## AIM OF THE EXERCISE
Return each entry exactly, with none missing.

─── SUPPLIED RECORDS

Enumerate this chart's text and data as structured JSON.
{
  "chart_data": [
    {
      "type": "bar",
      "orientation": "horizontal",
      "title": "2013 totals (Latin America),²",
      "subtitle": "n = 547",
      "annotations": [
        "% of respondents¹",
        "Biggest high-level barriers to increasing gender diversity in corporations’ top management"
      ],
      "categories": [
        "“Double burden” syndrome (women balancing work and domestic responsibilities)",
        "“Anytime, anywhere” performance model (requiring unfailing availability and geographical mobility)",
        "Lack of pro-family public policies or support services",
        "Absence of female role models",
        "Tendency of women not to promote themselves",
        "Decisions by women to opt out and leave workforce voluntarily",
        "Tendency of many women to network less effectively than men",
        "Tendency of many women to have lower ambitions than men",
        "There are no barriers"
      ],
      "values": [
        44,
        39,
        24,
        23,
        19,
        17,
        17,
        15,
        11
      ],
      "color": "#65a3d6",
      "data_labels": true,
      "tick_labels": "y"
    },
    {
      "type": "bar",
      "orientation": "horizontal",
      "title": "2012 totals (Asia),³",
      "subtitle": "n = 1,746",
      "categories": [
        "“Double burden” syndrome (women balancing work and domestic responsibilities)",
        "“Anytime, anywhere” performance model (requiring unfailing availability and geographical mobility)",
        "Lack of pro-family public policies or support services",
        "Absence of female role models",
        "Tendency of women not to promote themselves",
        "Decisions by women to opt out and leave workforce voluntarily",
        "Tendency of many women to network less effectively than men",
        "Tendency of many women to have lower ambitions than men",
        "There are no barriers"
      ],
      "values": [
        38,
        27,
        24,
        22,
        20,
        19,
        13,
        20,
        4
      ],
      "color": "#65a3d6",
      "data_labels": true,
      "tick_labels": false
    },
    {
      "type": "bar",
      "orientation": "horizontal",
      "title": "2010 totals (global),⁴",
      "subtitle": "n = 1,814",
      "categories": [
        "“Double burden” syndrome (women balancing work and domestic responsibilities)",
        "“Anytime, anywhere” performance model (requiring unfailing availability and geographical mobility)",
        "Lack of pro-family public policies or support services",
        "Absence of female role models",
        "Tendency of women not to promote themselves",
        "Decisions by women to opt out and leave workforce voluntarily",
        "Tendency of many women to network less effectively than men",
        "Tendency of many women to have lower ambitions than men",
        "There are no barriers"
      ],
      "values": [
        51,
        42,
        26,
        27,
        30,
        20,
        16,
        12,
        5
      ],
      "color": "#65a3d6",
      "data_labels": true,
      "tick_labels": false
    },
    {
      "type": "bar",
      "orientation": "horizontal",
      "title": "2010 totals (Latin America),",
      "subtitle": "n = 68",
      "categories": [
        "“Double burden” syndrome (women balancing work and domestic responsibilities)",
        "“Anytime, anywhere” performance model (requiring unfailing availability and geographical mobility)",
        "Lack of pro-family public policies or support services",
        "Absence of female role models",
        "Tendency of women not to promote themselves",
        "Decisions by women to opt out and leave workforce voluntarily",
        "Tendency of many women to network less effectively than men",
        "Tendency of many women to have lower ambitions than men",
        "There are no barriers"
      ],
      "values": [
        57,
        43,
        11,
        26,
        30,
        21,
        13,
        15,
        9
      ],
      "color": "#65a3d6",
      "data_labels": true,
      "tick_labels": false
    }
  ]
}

──────

## SOLUTION TO THIS PROBLEM
Enumerate this chart's text and data as structured JSON.
{
  "chart_data": [
    {
      "type": "bar",
      "orientation": "horizontal",
      "title": "2013 totals (Latin America),²",
      "subtitle": "n = 547",
      "annotations": [
        "% of respondents¹",
        "Biggest high-level barriers to increasing gender diversity in corporations’ top management"
      ],
      "categories": [
        "“Double burden” syndrome (women balancing work and domestic responsibilities)",
        "“Anytime, anywhere” performance model (requiring unfailing availability and geographical mobility)",
        "Lack of pro-family public policies or support services",
        "Absence of female role models",
        "Tendency of women not to promote themselves",
        "Decisions by women to opt out and leave workforce voluntarily",
        "Tendency of many women to network less effectively than men",
        "Tendency of many women to have lower ambitions than men",
        "There are no barriers"
      ],
      "values": [
        44,
        39,
        24,
        23,
        19,
        17,
        17,
        15,
        11
      ],
      "color": "#65a3d6",
      "data_labels": true,
      "tick_labels": "y"
    },
    {
      "type": "bar",
      "orientation": "horizontal",
      "title": "2012 totals (Asia),³",
      "subtitle": "n = 1,746",
      "categories": [
        "“Double burden” syndrome (women balancing work and domestic responsibilities)",
        "“Anytime, anywhere” performance model (requiring unfailing availability and geographical mobility)",
        "Lack of pro-family public policies or support services",
        "Absence of female role models",
        "Tendency of women not to promote themselves",
        "Decisions by women to opt out and leave workforce voluntarily",
        "Tendency of many women to network less effectively than men",
        "Tendency of many women to have lower ambitions than men",
        "There are no barriers"
      ],
      "values": [
        38,
        27,
        24,
        22,
        20,
        19,
        13,
        20,
        4
      ],
      "color": "#65a3d6",
      "data_labels": true,
      "tick_labels": false
    },
    {
      "type": "bar",
      "orientation": "horizontal",
      "title": "2010 totals (global),⁴",
      "subtitle": "n = 1,814",
      "categories": [
        "“Double burden” syndrome (women balancing work and domestic responsibilities)",
        "“Anytime, anywhere” performance model (requiring unfailing availability and geographical mobility)",
        "Lack of pro-family public policies or support services",
        "Absence of female role models",
        "Tendency of women not to promote themselves",
        "Decisions by women to opt out and leave workforce voluntarily",
        "Tendency of many women to network less effectively than men",
        "Tendency of many women to have lower ambitions than men",
        "There are no barriers"
      ],
      "values": [
        51,
        42,
        26,
        27,
        30,
        20,
        16,
        12,
        5
      ],
      "color": "#65a3d6",
      "data_labels": true,
      "tick_labels": false
    },
    {
      "type": "bar",
      "orientation": "horizontal",
      "title": "2010 totals (Latin America),",
      "subtitle": "n = 68",
      "categories": [
        "“Double burden” syndrome (women balancing work and domestic responsibilities)",
        "“Anytime, anywhere” performance model (requiring unfailing availability and geographical mobility)",
        "Lack of pro-family public policies or support services",
        "Absence of female role models",
        "Tendency of women not to promote themselves",
        "Decisions by women to opt out and leave workforce voluntarily",
        "Tendency of many women to network less effectively than men",
        "Tendency of many women to have lower ambitions than men",
        "There are no barriers"
      ],
      "values": [
        57,
        43,
        11,
        26,
        30,
        21,
        13,
        15,
        9
      ],
      "color": "#65a3d6",
      "data_labels": true,
      "tick_labels": false
    }
  ]
}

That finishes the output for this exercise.